▶ [Problem description] Set down, word for word, everything in the Wolftree assessment proposal below from "By scientific learning, Wolftree" down to "in the woods.".

Proposal for Wolftree Education Assessment

Proposal for Wolftree Education Assessment

Shana Clark

Bret Cline

Jesus Cruz

Christopher Davis

Carrie Ebner

Tracey Johnson

Duke Nguyen

Jeremiah Provenzola

Mattew Spohn

Cory West

12/7/2006

Introduction

Two fundamental questions must be asked with regard to our current education methods: Must a student be taught from history’s wealth of knowledge about how the world works or must a student learn from experience about how the world works? The answer can be affirmative in both regards. However, one must wonder, within the discipline of science, which is the most critical question? Wolftree embodies a system to address the second; that when students are influenced to inquire about the world and all of its natural processes, they will gain influentially significant knowledge to take them further in their studies of science. The present paper will show one method of determining this significance.

We, the Senior Capstone Class of Science Inquiry in the OutdoorClassroom of Fall 2006, ask that you imagine, with us, a hypothetical scenario. Consider two students of equal knowledge and skill. They may be 5th, 8th, or 10th graders; whichever you prefer. By knowledge and skill we mean that they are average readers, have accomplished average standards in their past education and live in equal demographical situations. These criteria are specified since there is such variation amongst young scientists, so we want them to be prototypical examples of normal students with similar backgrounds. Consider next that one student, Student A, is given a science textbook with all of the necessary knowledge for science knowledge gain for their respective age. The other student, Student B, who has almost exactly the same background as Student A, is taken out on a Wolftree field session and prompted by a trained mentor to inquire on some science specific topic on their own. We now ask: who will accomplish the greater scientific learning? Will Student A learn all he or she should know through a textbook about the scientific method and age specific topics? Or will Student B learn about the scientific method and age specific topics through contact with a practicing scientist and exposure to nature itself? The gap in this contrast is large and it must be acknowledged that both methods can be found in a child’s classroom. We ask, however, which would you prefer?[1]

By scientific learning, Wolftree acknowledges the tried and true Scientific Method. Their goal, as stated in their Field Guide, is to “increase scientific literacy” amongst students and feel that their method of taking kids out into the field will give kids the necessary exposure that will not be supplied by textbooks, and perhaps even teachers. How to understand if it can be effective is another matter, and it has been our task, as Capstones, to come up with some kind of measuring tool to analyze if these kids involved with Wolftree are gaining an acceptable level of knowledge from this exposure in the woods.

▶ [Dataset excerpts]
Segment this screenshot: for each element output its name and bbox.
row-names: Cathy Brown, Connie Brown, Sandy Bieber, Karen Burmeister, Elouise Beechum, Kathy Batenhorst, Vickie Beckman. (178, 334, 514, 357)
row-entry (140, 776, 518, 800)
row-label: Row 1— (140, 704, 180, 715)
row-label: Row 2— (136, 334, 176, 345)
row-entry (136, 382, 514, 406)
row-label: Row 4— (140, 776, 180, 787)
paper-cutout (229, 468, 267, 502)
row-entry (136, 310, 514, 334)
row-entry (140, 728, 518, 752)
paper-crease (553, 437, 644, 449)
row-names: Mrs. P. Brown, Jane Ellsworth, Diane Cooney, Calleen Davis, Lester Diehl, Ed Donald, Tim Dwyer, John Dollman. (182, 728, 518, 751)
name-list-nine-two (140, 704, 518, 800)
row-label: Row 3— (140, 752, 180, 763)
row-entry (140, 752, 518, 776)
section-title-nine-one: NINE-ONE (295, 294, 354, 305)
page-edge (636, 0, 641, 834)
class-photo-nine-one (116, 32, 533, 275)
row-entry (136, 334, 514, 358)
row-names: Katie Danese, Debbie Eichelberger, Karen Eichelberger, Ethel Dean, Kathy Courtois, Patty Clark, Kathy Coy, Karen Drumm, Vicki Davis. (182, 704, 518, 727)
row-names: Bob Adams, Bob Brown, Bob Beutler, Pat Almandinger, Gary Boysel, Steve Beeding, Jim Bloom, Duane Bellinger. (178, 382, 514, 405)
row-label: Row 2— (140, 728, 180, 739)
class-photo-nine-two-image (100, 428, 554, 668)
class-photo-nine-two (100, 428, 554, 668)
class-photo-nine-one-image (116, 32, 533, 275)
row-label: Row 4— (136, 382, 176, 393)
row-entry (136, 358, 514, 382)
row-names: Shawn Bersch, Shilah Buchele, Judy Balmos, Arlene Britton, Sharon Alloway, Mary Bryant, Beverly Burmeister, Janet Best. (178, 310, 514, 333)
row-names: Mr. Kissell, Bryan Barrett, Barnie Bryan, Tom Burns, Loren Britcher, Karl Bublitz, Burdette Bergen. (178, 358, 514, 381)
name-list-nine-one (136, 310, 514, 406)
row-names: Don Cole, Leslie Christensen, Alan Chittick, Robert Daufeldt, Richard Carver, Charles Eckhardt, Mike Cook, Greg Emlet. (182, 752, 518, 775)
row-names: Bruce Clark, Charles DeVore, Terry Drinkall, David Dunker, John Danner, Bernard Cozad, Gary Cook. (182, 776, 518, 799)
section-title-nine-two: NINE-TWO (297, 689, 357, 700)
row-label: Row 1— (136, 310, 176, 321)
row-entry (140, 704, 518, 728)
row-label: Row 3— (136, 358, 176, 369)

▶ [Solution]
By scientific learning, Wolftree acknowledges the tried and true Scientific Method. Their goal, as stated in their Field Guide, is to “increase scientific literacy” amongst students and feel that their method of taking kids out into the field will give kids the necessary exposure that will not be supplied by textbooks, and perhaps even teachers. How to understand if it can be effective is another matter, and it has been our task, as Capstones, to come up with some kind of measuring tool to analyze if these kids involved with Wolftree are gaining an acceptable level of knowledge from this exposure in the woods.